> **Ваше задание**
Продолжите отрывок о газлайтинге со стороны социопатов, начав сразу после его последнего предложения.

> **Избранный отрывок**
/---
Пытаться объяснить другим, что на кого-то нацелился социопат, – это все равно что рассказывать про гаснущий свет. Джеки Рубинштейн, когда она столкнулась с жестокостью, которую Дорин Литтлфилд проявила по отношению к Деннису, – хороший пример газлайтинга. Ведь поговорив с Дорин, Джеки позвонила другу за поддержкой, потому что почувствовала, что теряет разум. А когда она попыталась изложить суть случившегося заведующему отделения, он вежливо, но отчетливо вторил словам Дорин, что из-за своего параноидального пациента Джеки сама слегка потеряла рассудок.
Когда Джеки обвинила Дорин в неподобающем поведении по отношению к беззащитному парню, больному шизофренией, возник естественный вопрос: зачем такой человек, как она, делает такие ужасные вещи? Этот вопрос всегда задают себе те, кто напрямую сталкивается со «странным» поведением социопата. И он остается без ответа. Во всяком случае, рационального объяснения нет. И, подобно невинной Поле Олквист в «Газовом свете», нормальный, здоровый человек может прийти к потере веры в свое восприятие действительности, частично или полностью. Понятно, что в следующий раз он постесняется рассказать свою историю, потому что попытка разоблачить социопата ставит под сомнение его собственный авторитет, а возможно, даже его здравомыслие. Такого рода сомнения болезненны и легко убеждают нас держать язык за зубами. На протяжении многих лет выслушивая пациентов, пострадавших от социопатов, я узнала, что в случае, когда социопат оказывается полностью разоблаченным внутри группы, не так редко можно обнаружить, что многие давно подозревали, что с ним что-то не так, но каждый предпочитал молчать об этом. Каждый чувствовал себя подвергнутым газлайтингу, и поэтому все хранили в себе свои «безумные» секреты.
\---
> **Фрагмент данных**
/---
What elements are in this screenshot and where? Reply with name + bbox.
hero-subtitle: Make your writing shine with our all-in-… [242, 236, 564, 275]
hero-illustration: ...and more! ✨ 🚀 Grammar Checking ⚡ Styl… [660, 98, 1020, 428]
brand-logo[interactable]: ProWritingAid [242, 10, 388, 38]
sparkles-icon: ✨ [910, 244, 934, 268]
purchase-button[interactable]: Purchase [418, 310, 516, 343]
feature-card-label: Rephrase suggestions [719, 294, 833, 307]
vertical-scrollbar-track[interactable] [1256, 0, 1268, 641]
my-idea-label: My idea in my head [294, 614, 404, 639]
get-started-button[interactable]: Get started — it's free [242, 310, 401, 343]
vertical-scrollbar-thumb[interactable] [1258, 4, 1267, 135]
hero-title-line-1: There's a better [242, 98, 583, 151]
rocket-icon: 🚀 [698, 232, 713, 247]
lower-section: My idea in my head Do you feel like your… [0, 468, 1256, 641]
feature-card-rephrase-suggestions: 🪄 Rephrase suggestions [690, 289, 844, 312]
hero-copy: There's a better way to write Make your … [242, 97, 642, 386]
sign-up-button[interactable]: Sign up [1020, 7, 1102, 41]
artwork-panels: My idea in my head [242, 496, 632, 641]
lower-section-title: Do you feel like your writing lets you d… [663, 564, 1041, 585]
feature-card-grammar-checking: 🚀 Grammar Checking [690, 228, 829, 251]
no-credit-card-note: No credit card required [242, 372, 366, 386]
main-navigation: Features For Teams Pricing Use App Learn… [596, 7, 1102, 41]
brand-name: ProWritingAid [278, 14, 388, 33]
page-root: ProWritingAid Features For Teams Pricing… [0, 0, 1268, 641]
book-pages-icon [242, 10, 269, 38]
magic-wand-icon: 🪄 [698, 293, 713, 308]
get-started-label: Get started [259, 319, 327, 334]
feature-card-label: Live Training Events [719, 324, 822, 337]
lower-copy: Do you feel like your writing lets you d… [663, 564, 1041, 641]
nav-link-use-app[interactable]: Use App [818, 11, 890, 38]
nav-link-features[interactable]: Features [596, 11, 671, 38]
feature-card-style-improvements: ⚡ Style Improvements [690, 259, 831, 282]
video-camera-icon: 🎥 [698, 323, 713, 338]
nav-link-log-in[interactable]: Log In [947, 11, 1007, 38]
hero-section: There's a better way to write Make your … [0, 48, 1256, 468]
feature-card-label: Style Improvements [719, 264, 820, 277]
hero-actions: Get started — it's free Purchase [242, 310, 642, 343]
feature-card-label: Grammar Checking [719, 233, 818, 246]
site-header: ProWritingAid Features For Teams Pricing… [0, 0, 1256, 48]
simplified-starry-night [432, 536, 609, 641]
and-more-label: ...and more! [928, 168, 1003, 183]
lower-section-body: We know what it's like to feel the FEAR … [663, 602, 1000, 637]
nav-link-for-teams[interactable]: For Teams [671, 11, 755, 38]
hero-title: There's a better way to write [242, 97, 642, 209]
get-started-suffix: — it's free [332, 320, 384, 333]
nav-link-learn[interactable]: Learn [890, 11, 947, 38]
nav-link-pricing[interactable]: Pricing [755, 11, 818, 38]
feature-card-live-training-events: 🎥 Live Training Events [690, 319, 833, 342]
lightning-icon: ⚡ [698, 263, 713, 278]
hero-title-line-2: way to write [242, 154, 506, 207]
\---
> **Ответ на задание**
«Почему этот человек сделал такую ужасную вещь?» – спрашиваем мы себя. Под «этим человеком» мы подразумеваем вполне нормального с виду коллегу или знакомого, который выглядит точно так же, как мы. Мы воспринимали его в определенной роли: профессиональной, или в роли любителя животных, или родителя, или супруга, или, может быть, приятного собеседника, с кем мы разделили обед, или даже мы отводили ему куда более значимую роль. А под «такой ужасной вещью» мы имеем в виду необъяснимо плохой поступок. У нас нет никакого способа, основанного на наших собственных чувствах и побуждениях, чтобы мы могли разложить все по полочкам и найти ответ. Почему? Почему умному, красивому мальчику из хорошей семьи нравится убивать лягушек? Зачем в зрелом возрасте сказочно успешный Скип, женившись на красивой дочери миллиардера, рискует своей репутацией, ломая руку сотруднице?
Почему доктор Литтлфилд, психолог, как все думают, и «самый приятный человек в мире», внезапно устраивает жестокую атаку на выздоравливающего пациента, и вдобавок VIP? Почему она, «признанный профессионал», на ходу сочиняет какую-то совершенно бессмысленную ложь, о которой заведомо известно, что все раскроется через полчаса? Просто чтобы напугать молодого интерна?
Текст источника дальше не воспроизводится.